_TASK_: Output each line exactly as it appears, skipping any embedded picture.

_DATA RECORDS_:
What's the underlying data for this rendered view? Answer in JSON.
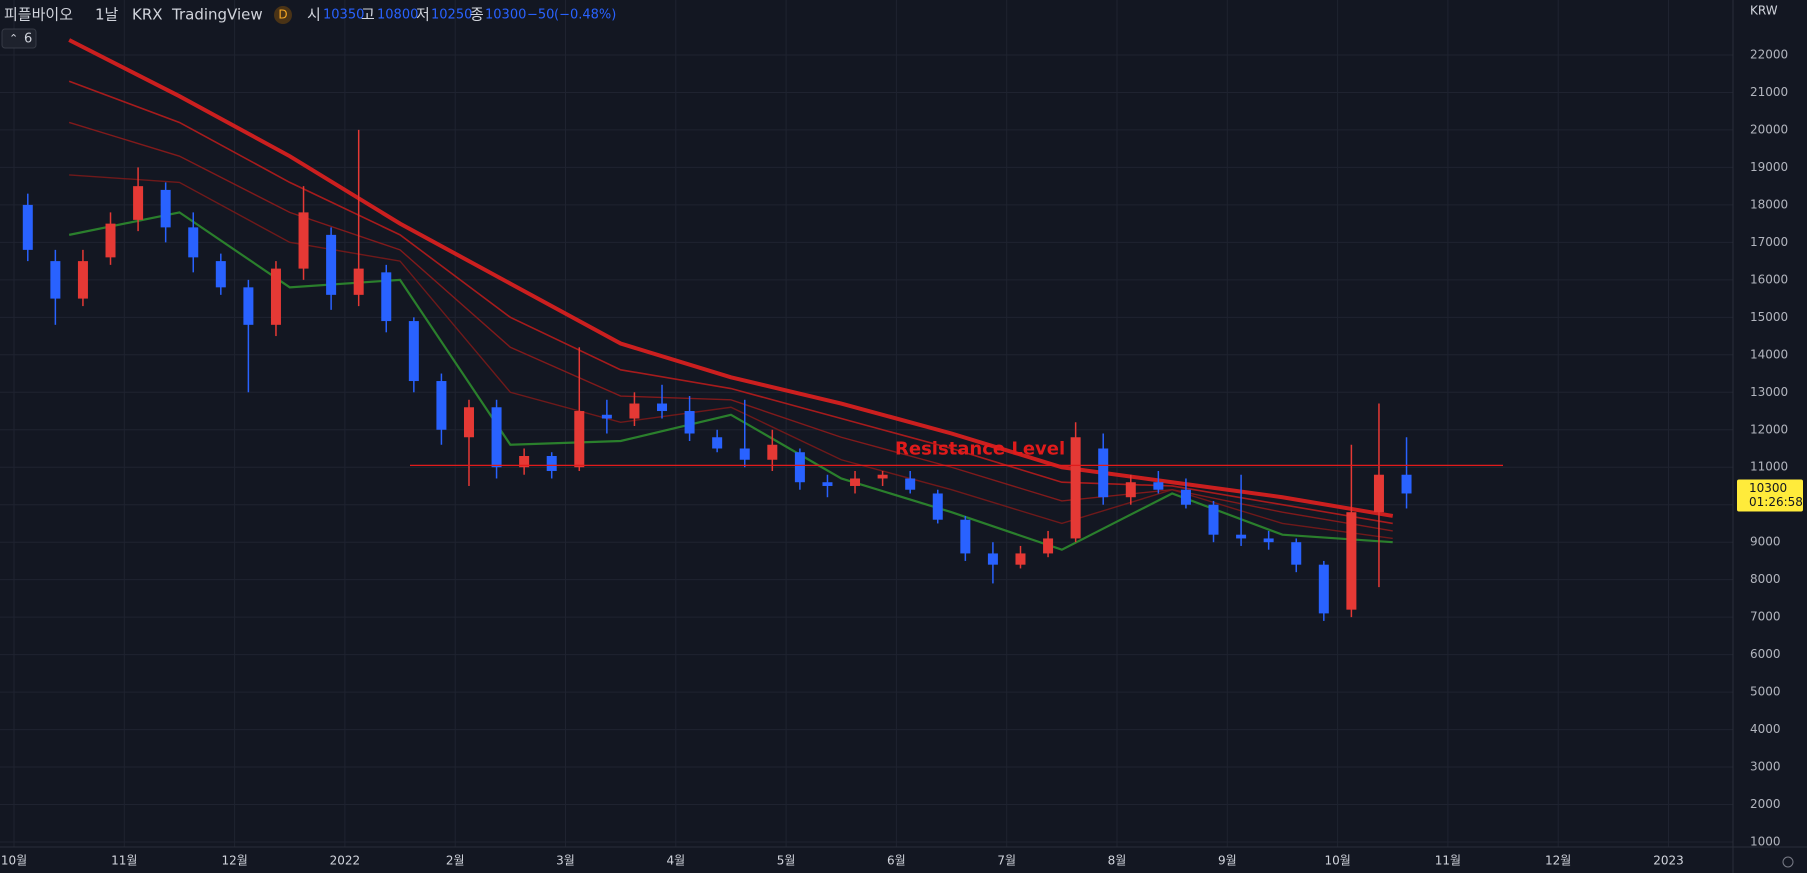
{
  "header": {
    "symbol": "피플바이오",
    "interval": "1날",
    "exchange": "KRX",
    "source": "TradingView",
    "badge": "D",
    "open_label": "시",
    "open": 10350,
    "high_label": "고",
    "high": 10800,
    "low_label": "저",
    "low": 10250,
    "close_label": "종",
    "close": 10300,
    "change": "−50",
    "change_pct": "(−0.48%)",
    "indicators": "6",
    "currency": "KRW"
  },
  "chart_data": {
    "type": "candlestick",
    "categories": [
      "10월",
      "11월",
      "12월",
      "2022",
      "2월",
      "3월",
      "4월",
      "5월",
      "6월",
      "7월",
      "8월",
      "9월",
      "10월",
      "11월",
      "12월",
      "2023"
    ],
    "ohlc": [
      [
        [
          18000,
          18300,
          16500,
          16800
        ],
        [
          16500,
          16800,
          14800,
          15500
        ],
        [
          15500,
          16800,
          15300,
          16500
        ],
        [
          16600,
          17800,
          16400,
          17500
        ]
      ],
      [
        [
          17600,
          19000,
          17300,
          18500
        ],
        [
          18400,
          18600,
          17000,
          17400
        ],
        [
          17400,
          17800,
          16200,
          16600
        ],
        [
          16500,
          16700,
          15600,
          15800
        ]
      ],
      [
        [
          15800,
          16000,
          13000,
          14800
        ],
        [
          14800,
          16500,
          14500,
          16300
        ],
        [
          16300,
          18500,
          16000,
          17800
        ],
        [
          17200,
          17400,
          15200,
          15600
        ]
      ],
      [
        [
          15600,
          20000,
          15300,
          16300
        ],
        [
          16200,
          16400,
          14600,
          14900
        ],
        [
          14900,
          15000,
          13000,
          13300
        ],
        [
          13300,
          13500,
          11600,
          12000
        ]
      ],
      [
        [
          11800,
          12800,
          10500,
          12600
        ],
        [
          12600,
          12800,
          10700,
          11000
        ],
        [
          11000,
          11500,
          10800,
          11300
        ],
        [
          11300,
          11400,
          10700,
          10900
        ]
      ],
      [
        [
          11000,
          14200,
          10900,
          12500
        ],
        [
          12400,
          12800,
          11900,
          12300
        ],
        [
          12300,
          13000,
          12100,
          12700
        ],
        [
          12700,
          13200,
          12300,
          12500
        ]
      ],
      [
        [
          12500,
          12900,
          11700,
          11900
        ],
        [
          11800,
          12000,
          11400,
          11500
        ],
        [
          11500,
          12800,
          11000,
          11200
        ],
        [
          11200,
          12000,
          10900,
          11600
        ]
      ],
      [
        [
          11400,
          11500,
          10400,
          10600
        ],
        [
          10600,
          10800,
          10200,
          10500
        ],
        [
          10500,
          10900,
          10300,
          10700
        ],
        [
          10700,
          10900,
          10500,
          10800
        ]
      ],
      [
        [
          10700,
          10900,
          10300,
          10400
        ],
        [
          10300,
          10400,
          9500,
          9600
        ],
        [
          9600,
          9700,
          8500,
          8700
        ],
        [
          8700,
          9000,
          7900,
          8400
        ]
      ],
      [
        [
          8400,
          8900,
          8300,
          8700
        ],
        [
          8700,
          9300,
          8600,
          9100
        ],
        [
          9100,
          12200,
          9000,
          11800
        ],
        [
          11500,
          11900,
          10000,
          10200
        ]
      ],
      [
        [
          10200,
          10800,
          10000,
          10600
        ],
        [
          10600,
          10900,
          10300,
          10400
        ],
        [
          10400,
          10700,
          9900,
          10000
        ],
        [
          10000,
          10100,
          9000,
          9200
        ]
      ],
      [
        [
          9200,
          10800,
          8900,
          9100
        ],
        [
          9100,
          9300,
          8800,
          9000
        ],
        [
          9000,
          9100,
          8200,
          8400
        ],
        [
          8400,
          8500,
          6900,
          7100
        ]
      ],
      [
        [
          7200,
          11600,
          7000,
          9800
        ],
        [
          9800,
          12700,
          7800,
          10800
        ],
        [
          10800,
          11800,
          9900,
          10300
        ]
      ],
      [],
      [],
      []
    ],
    "up_color": "#e53935",
    "down_color": "#2962ff",
    "ribbon": [
      {
        "color": "#e0201f",
        "values": [
          22400,
          20900,
          19300,
          17500,
          15900,
          14300,
          13400,
          12700,
          11900,
          11000,
          10600,
          10200,
          9700,
          null,
          null,
          null
        ]
      },
      {
        "color": "#b71c1c",
        "values": [
          21300,
          20200,
          18600,
          17200,
          15000,
          13600,
          13100,
          12300,
          11500,
          10600,
          10500,
          10000,
          9500,
          null,
          null,
          null
        ]
      },
      {
        "color": "#8e1b1b",
        "values": [
          20200,
          19300,
          17800,
          16800,
          14200,
          12900,
          12800,
          11800,
          11000,
          10100,
          10400,
          9800,
          9300,
          null,
          null,
          null
        ]
      },
      {
        "color": "#7a1919",
        "values": [
          18800,
          18600,
          17000,
          16500,
          13000,
          12200,
          12600,
          11200,
          10400,
          9500,
          10400,
          9500,
          9100,
          null,
          null,
          null
        ]
      },
      {
        "color": "#2e8b2e",
        "values": [
          17200,
          17800,
          15800,
          16000,
          11600,
          11700,
          12400,
          10700,
          9800,
          8800,
          10300,
          9200,
          9000,
          null,
          null,
          null
        ]
      }
    ],
    "annotation": {
      "label": "Resistance Level",
      "value": 11050,
      "color": "#e01b1b"
    },
    "last_price": 10300,
    "countdown": "01:26:58",
    "ylim": [
      867,
      23467
    ],
    "yticks": [
      1000,
      2000,
      3000,
      4000,
      5000,
      6000,
      7000,
      8000,
      9000,
      10000,
      11000,
      12000,
      13000,
      14000,
      15000,
      16000,
      17000,
      18000,
      19000,
      20000,
      21000,
      22000
    ],
    "grid": true
  }
}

_SOLUTION TO THE EXERCISE_:
What's the underlying data for this rendered view? Answer in JSON.
{
  "header": {
    "symbol": "피플바이오",
    "interval": "1날",
    "exchange": "KRX",
    "source": "TradingView",
    "badge": "D",
    "open_label": "시",
    "open": 10350,
    "high_label": "고",
    "high": 10800,
    "low_label": "저",
    "low": 10250,
    "close_label": "종",
    "close": 10300,
    "change": "−50",
    "change_pct": "(−0.48%)",
    "indicators": "6",
    "currency": "KRW"
  },
  "chart_data": {
    "type": "candlestick",
    "categories": [
      "10월",
      "11월",
      "12월",
      "2022",
      "2월",
      "3월",
      "4월",
      "5월",
      "6월",
      "7월",
      "8월",
      "9월",
      "10월",
      "11월",
      "12월",
      "2023"
    ],
    "ohlc": [
      [
        [
          18000,
          18300,
          16500,
          16800
        ],
        [
          16500,
          16800,
          14800,
          15500
        ],
        [
          15500,
          16800,
          15300,
          16500
        ],
        [
          16600,
          17800,
          16400,
          17500
        ]
      ],
      [
        [
          17600,
          19000,
          17300,
          18500
        ],
        [
          18400,
          18600,
          17000,
          17400
        ],
        [
          17400,
          17800,
          16200,
          16600
        ],
        [
          16500,
          16700,
          15600,
          15800
        ]
      ],
      [
        [
          15800,
          16000,
          13000,
          14800
        ],
        [
          14800,
          16500,
          14500,
          16300
        ],
        [
          16300,
          18500,
          16000,
          17800
        ],
        [
          17200,
          17400,
          15200,
          15600
        ]
      ],
      [
        [
          15600,
          20000,
          15300,
          16300
        ],
        [
          16200,
          16400,
          14600,
          14900
        ],
        [
          14900,
          15000,
          13000,
          13300
        ],
        [
          13300,
          13500,
          11600,
          12000
        ]
      ],
      [
        [
          11800,
          12800,
          10500,
          12600
        ],
        [
          12600,
          12800,
          10700,
          11000
        ],
        [
          11000,
          11500,
          10800,
          11300
        ],
        [
          11300,
          11400,
          10700,
          10900
        ]
      ],
      [
        [
          11000,
          14200,
          10900,
          12500
        ],
        [
          12400,
          12800,
          11900,
          12300
        ],
        [
          12300,
          13000,
          12100,
          12700
        ],
        [
          12700,
          13200,
          12300,
          12500
        ]
      ],
      [
        [
          12500,
          12900,
          11700,
          11900
        ],
        [
          11800,
          12000,
          11400,
          11500
        ],
        [
          11500,
          12800,
          11000,
          11200
        ],
        [
          11200,
          12000,
          10900,
          11600
        ]
      ],
      [
        [
          11400,
          11500,
          10400,
          10600
        ],
        [
          10600,
          10800,
          10200,
          10500
        ],
        [
          10500,
          10900,
          10300,
          10700
        ],
        [
          10700,
          10900,
          10500,
          10800
        ]
      ],
      [
        [
          10700,
          10900,
          10300,
          10400
        ],
        [
          10300,
          10400,
          9500,
          9600
        ],
        [
          9600,
          9700,
          8500,
          8700
        ],
        [
          8700,
          9000,
          7900,
          8400
        ]
      ],
      [
        [
          8400,
          8900,
          8300,
          8700
        ],
        [
          8700,
          9300,
          8600,
          9100
        ],
        [
          9100,
          12200,
          9000,
          11800
        ],
        [
          11500,
          11900,
          10000,
          10200
        ]
      ],
      [
        [
          10200,
          10800,
          10000,
          10600
        ],
        [
          10600,
          10900,
          10300,
          10400
        ],
        [
          10400,
          10700,
          9900,
          10000
        ],
        [
          10000,
          10100,
          9000,
          9200
        ]
      ],
      [
        [
          9200,
          10800,
          8900,
          9100
        ],
        [
          9100,
          9300,
          8800,
          9000
        ],
        [
          9000,
          9100,
          8200,
          8400
        ],
        [
          8400,
          8500,
          6900,
          7100
        ]
      ],
      [
        [
          7200,
          11600,
          7000,
          9800
        ],
        [
          9800,
          12700,
          7800,
          10800
        ],
        [
          10800,
          11800,
          9900,
          10300
        ]
      ],
      [],
      [],
      []
    ],
    "up_color": "#e53935",
    "down_color": "#2962ff",
    "ribbon": [
      {
        "color": "#e0201f",
        "values": [
          22400,
          20900,
          19300,
          17500,
          15900,
          14300,
          13400,
          12700,
          11900,
          11000,
          10600,
          10200,
          9700,
          null,
          null,
          null
        ]
      },
      {
        "color": "#b71c1c",
        "values": [
          21300,
          20200,
          18600,
          17200,
          15000,
          13600,
          13100,
          12300,
          11500,
          10600,
          10500,
          10000,
          9500,
          null,
          null,
          null
        ]
      },
      {
        "color": "#8e1b1b",
        "values": [
          20200,
          19300,
          17800,
          16800,
          14200,
          12900,
          12800,
          11800,
          11000,
          10100,
          10400,
          9800,
          9300,
          null,
          null,
          null
        ]
      },
      {
        "color": "#7a1919",
        "values": [
          18800,
          18600,
          17000,
          16500,
          13000,
          12200,
          12600,
          11200,
          10400,
          9500,
          10400,
          9500,
          9100,
          null,
          null,
          null
        ]
      },
      {
        "color": "#2e8b2e",
        "values": [
          17200,
          17800,
          15800,
          16000,
          11600,
          11700,
          12400,
          10700,
          9800,
          8800,
          10300,
          9200,
          9000,
          null,
          null,
          null
        ]
      }
    ],
    "annotation": {
      "label": "Resistance Level",
      "value": 11050,
      "color": "#e01b1b"
    },
    "last_price": 10300,
    "countdown": "01:26:58",
    "ylim": [
      867,
      23467
    ],
    "yticks": [
      1000,
      2000,
      3000,
      4000,
      5000,
      6000,
      7000,
      8000,
      9000,
      10000,
      11000,
      12000,
      13000,
      14000,
      15000,
      16000,
      17000,
      18000,
      19000,
      20000,
      21000,
      22000
    ],
    "grid": true
  }
}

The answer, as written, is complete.